### REQUIREMENT
Print every record below exactly as written.

Dataset entries on figures
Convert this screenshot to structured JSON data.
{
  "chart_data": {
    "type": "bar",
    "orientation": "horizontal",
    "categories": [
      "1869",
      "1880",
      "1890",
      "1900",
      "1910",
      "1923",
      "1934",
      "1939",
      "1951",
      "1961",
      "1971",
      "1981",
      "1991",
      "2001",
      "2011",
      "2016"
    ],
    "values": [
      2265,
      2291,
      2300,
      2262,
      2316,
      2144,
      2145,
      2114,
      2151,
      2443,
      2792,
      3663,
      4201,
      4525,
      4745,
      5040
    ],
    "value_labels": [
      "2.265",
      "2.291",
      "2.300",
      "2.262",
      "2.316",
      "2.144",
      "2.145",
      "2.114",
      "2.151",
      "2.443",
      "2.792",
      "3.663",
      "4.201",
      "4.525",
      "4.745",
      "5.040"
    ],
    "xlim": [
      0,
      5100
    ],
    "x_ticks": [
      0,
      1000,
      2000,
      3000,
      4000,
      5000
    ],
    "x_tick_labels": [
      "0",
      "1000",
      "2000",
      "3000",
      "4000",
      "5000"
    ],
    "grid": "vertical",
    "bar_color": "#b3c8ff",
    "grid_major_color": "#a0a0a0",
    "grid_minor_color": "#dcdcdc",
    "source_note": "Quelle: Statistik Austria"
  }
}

### TASK OUTPUT
Convert this screenshot to structured JSON data.
{
  "chart_data": {
    "type": "bar",
    "orientation": "horizontal",
    "categories": [
      "1869",
      "1880",
      "1890",
      "1900",
      "1910",
      "1923",
      "1934",
      "1939",
      "1951",
      "1961",
      "1971",
      "1981",
      "1991",
      "2001",
      "2011",
      "2016"
    ],
    "values": [
      2265,
      2291,
      2300,
      2262,
      2316,
      2144,
      2145,
      2114,
      2151,
      2443,
      2792,
      3663,
      4201,
      4525,
      4745,
      5040
    ],
    "value_labels": [
      "2.265",
      "2.291",
      "2.300",
      "2.262",
      "2.316",
      "2.144",
      "2.145",
      "2.114",
      "2.151",
      "2.443",
      "2.792",
      "3.663",
      "4.201",
      "4.525",
      "4.745",
      "5.040"
    ],
    "xlim": [
      0,
      5100
    ],
    "x_ticks": [
      0,
      1000,
      2000,
      3000,
      4000,
      5000
    ],
    "x_tick_labels": [
      "0",
      "1000",
      "2000",
      "3000",
      "4000",
      "5000"
    ],
    "grid": "vertical",
    "bar_color": "#b3c8ff",
    "grid_major_color": "#a0a0a0",
    "grid_minor_color": "#dcdcdc",
    "source_note": "Quelle: Statistik Austria"
  }
}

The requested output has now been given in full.